# start of Data supplied

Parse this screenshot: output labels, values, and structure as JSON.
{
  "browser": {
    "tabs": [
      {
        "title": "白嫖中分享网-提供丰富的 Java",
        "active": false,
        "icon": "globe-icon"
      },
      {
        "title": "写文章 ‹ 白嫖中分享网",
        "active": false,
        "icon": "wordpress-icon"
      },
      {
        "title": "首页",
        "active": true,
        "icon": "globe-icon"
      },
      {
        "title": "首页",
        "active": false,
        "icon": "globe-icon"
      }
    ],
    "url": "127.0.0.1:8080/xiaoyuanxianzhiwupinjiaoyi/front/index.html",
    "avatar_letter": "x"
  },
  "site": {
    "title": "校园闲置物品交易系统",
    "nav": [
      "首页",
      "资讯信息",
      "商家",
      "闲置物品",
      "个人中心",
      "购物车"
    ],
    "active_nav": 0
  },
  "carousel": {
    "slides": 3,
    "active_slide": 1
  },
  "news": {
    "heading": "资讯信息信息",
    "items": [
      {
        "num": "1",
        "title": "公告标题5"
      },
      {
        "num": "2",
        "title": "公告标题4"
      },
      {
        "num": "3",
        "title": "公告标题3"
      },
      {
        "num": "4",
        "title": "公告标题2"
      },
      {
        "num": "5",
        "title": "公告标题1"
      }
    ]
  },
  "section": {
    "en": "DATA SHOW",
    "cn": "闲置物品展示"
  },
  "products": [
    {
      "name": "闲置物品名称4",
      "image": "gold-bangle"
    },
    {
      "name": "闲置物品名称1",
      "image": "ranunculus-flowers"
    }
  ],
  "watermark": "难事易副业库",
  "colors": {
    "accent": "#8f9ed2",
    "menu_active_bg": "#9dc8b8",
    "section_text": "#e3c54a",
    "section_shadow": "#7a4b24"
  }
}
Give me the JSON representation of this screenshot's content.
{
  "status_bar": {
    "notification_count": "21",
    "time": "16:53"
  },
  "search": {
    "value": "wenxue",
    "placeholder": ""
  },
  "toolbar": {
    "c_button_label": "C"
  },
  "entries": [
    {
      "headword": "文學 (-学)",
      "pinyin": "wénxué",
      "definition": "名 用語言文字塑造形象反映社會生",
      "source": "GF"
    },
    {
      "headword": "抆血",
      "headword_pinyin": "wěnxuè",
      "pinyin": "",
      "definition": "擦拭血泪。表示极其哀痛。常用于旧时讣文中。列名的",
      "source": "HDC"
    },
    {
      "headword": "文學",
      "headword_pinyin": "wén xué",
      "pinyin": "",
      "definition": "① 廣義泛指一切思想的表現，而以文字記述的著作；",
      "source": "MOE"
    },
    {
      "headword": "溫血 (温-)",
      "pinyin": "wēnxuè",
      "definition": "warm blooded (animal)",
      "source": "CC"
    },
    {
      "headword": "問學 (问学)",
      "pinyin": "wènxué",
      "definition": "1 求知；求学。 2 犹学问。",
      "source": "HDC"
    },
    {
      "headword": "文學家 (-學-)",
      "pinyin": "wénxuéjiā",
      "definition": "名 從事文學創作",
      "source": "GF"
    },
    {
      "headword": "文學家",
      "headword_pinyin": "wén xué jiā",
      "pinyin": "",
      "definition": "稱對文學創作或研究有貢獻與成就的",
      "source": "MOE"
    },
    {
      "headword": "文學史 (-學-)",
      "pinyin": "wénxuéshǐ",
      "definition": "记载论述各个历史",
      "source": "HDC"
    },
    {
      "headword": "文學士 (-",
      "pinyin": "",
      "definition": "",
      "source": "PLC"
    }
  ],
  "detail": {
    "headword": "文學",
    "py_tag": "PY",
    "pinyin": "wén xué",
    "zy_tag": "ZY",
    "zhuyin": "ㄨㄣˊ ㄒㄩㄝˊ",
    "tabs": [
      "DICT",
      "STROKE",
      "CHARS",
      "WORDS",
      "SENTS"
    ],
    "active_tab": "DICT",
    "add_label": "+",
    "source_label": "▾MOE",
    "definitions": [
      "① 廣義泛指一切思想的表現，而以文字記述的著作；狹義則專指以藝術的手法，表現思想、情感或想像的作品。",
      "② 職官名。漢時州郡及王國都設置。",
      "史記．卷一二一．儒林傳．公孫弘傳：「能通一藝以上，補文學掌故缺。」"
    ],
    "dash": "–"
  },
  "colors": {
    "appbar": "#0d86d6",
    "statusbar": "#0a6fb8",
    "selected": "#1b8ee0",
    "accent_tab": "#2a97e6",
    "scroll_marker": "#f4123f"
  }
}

# end of Data supplied

Lines from the records above that hold "JSON" are the ones to list.

Response:
Parse this screenshot: output labels, values, and structure as JSON.
Give me the JSON representation of this screenshot's content.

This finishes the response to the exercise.